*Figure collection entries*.
○ ○ ○ ○

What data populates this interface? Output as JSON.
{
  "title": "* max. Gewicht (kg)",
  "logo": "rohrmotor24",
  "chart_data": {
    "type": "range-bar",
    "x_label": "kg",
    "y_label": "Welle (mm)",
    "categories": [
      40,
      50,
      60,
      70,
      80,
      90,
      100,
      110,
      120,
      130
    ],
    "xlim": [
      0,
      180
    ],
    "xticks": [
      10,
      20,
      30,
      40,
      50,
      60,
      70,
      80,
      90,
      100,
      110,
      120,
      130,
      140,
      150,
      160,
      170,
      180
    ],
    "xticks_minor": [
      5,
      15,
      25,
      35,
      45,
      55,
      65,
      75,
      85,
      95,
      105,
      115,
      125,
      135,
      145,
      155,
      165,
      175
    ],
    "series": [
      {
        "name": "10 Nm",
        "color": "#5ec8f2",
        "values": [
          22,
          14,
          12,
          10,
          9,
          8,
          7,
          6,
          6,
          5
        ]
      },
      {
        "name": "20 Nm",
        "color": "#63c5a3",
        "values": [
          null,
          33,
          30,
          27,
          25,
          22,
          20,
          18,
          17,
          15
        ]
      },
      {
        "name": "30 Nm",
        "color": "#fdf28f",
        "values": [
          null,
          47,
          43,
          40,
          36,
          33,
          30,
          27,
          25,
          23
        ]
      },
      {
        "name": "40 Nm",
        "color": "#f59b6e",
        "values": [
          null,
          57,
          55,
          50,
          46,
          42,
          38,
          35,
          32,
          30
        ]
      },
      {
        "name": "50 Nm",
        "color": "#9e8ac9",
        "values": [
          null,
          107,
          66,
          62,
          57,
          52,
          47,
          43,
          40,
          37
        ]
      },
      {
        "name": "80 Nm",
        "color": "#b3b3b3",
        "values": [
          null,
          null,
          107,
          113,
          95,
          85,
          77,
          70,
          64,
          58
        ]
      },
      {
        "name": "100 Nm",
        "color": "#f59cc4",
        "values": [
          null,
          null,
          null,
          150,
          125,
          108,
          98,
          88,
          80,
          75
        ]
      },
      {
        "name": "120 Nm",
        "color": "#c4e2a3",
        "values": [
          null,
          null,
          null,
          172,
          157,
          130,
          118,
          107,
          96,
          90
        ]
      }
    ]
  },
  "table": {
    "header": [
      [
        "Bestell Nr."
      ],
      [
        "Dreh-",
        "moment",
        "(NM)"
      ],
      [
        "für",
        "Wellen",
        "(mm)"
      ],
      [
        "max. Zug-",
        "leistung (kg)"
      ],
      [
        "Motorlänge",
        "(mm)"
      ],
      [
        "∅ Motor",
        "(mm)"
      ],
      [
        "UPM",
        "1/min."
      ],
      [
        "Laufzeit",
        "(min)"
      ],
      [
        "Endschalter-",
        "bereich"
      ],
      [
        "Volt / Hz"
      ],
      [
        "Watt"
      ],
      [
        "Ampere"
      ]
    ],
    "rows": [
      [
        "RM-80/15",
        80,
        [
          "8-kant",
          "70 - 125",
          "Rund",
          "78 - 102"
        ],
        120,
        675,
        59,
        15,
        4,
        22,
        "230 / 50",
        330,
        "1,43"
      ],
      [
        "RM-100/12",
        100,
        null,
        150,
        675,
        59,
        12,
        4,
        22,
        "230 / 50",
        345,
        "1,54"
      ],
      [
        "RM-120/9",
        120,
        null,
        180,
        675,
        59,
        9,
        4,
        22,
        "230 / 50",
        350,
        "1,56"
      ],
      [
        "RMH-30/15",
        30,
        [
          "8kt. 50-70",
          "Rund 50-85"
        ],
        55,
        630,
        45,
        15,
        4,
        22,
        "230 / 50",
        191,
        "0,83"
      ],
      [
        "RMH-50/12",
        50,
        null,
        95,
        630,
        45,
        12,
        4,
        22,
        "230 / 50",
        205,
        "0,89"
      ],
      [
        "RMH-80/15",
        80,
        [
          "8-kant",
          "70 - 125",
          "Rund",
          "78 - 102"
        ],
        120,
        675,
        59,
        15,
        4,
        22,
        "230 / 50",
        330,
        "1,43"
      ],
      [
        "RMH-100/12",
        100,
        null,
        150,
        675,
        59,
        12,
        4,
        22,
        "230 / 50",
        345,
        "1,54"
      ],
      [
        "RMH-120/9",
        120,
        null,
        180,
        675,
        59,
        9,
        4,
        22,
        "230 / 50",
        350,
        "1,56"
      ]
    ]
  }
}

○ ○ ○ ○

*Short problem*.
Go through the records above and retype each one exactly.

*Correct output*.
What data populates this interface? Output as JSON.
{
  "title": "* max. Gewicht (kg)",
  "logo": "rohrmotor24",
  "chart_data": {
    "type": "range-bar",
    "x_label": "kg",
    "y_label": "Welle (mm)",
    "categories": [
      40,
      50,
      60,
      70,
      80,
      90,
      100,
      110,
      120,
      130
    ],
    "xlim": [
      0,
      180
    ],
    "xticks": [
      10,
      20,
      30,
      40,
      50,
      60,
      70,
      80,
      90,
      100,
      110,
      120,
      130,
      140,
      150,
      160,
      170,
      180
    ],
    "xticks_minor": [
      5,
      15,
      25,
      35,
      45,
      55,
      65,
      75,
      85,
      95,
      105,
      115,
      125,
      135,
      145,
      155,
      165,
      175
    ],
    "series": [
      {
        "name": "10 Nm",
        "color": "#5ec8f2",
        "values": [
          22,
          14,
          12,
          10,
          9,
          8,
          7,
          6,
          6,
          5
        ]
      },
      {
        "name": "20 Nm",
        "color": "#63c5a3",
        "values": [
          null,
          33,
          30,
          27,
          25,
          22,
          20,
          18,
          17,
          15
        ]
      },
      {
        "name": "30 Nm",
        "color": "#fdf28f",
        "values": [
          null,
          47,
          43,
          40,
          36,
          33,
          30,
          27,
          25,
          23
        ]
      },
      {
        "name": "40 Nm",
        "color": "#f59b6e",
        "values": [
          null,
          57,
          55,
          50,
          46,
          42,
          38,
          35,
          32,
          30
        ]
      },
      {
        "name": "50 Nm",
        "color": "#9e8ac9",
        "values": [
          null,
          107,
          66,
          62,
          57,
          52,
          47,
          43,
          40,
          37
        ]
      },
      {
        "name": "80 Nm",
        "color": "#b3b3b3",
        "values": [
          null,
          null,
          107,
          113,
          95,
          85,
          77,
          70,
          64,
          58
        ]
      },
      {
        "name": "100 Nm",
        "color": "#f59cc4",
        "values": [
          null,
          null,
          null,
          150,
          125,
          108,
          98,
          88,
          80,
          75
        ]
      },
      {
        "name": "120 Nm",
        "color": "#c4e2a3",
        "values": [
          null,
          null,
          null,
          172,
          157,
          130,
          118,
          107,
          96,
          90
        ]
      }
    ]
  },
  "table": {
    "header": [
      [
        "Bestell Nr."
      ],
      [
        "Dreh-",
        "moment",
        "(NM)"
      ],
      [
        "für",
        "Wellen",
        "(mm)"
      ],
      [
        "max. Zug-",
        "leistung (kg)"
      ],
      [
        "Motorlänge",
        "(mm)"
      ],
      [
        "∅ Motor",
        "(mm)"
      ],
      [
        "UPM",
        "1/min."
      ],
      [
        "Laufzeit",
        "(min)"
      ],
      [
        "Endschalter-",
        "bereich"
      ],
      [
        "Volt / Hz"
      ],
      [
        "Watt"
      ],
      [
        "Ampere"
      ]
    ],
    "rows": [
      [
        "RM-80/15",
        80,
        [
          "8-kant",
          "70 - 125",
          "Rund",
          "78 - 102"
        ],
        120,
        675,
        59,
        15,
        4,
        22,
        "230 / 50",
        330,
        "1,43"
      ],
      [
        "RM-100/12",
        100,
        null,
        150,
        675,
        59,
        12,
        4,
        22,
        "230 / 50",
        345,
        "1,54"
      ],
      [
        "RM-120/9",
        120,
        null,
        180,
        675,
        59,
        9,
        4,
        22,
        "230 / 50",
        350,
        "1,56"
      ],
      [
        "RMH-30/15",
        30,
        [
          "8kt. 50-70",
          "Rund 50-85"
        ],
        55,
        630,
        45,
        15,
        4,
        22,
        "230 / 50",
        191,
        "0,83"
      ],
      [
        "RMH-50/12",
        50,
        null,
        95,
        630,
        45,
        12,
        4,
        22,
        "230 / 50",
        205,
        "0,89"
      ],
      [
        "RMH-80/15",
        80,
        [
          "8-kant",
          "70 - 125",
          "Rund",
          "78 - 102"
        ],
        120,
        675,
        59,
        15,
        4,
        22,
        "230 / 50",
        330,
        "1,43"
      ],
      [
        "RMH-100/12",
        100,
        null,
        150,
        675,
        59,
        12,
        4,
        22,
        "230 / 50",
        345,
        "1,54"
      ],
      [
        "RMH-120/9",
        120,
        null,
        180,
        675,
        59,
        9,
        4,
        22,
        "230 / 50",
        350,
        "1,56"
      ]
    ]
  }
}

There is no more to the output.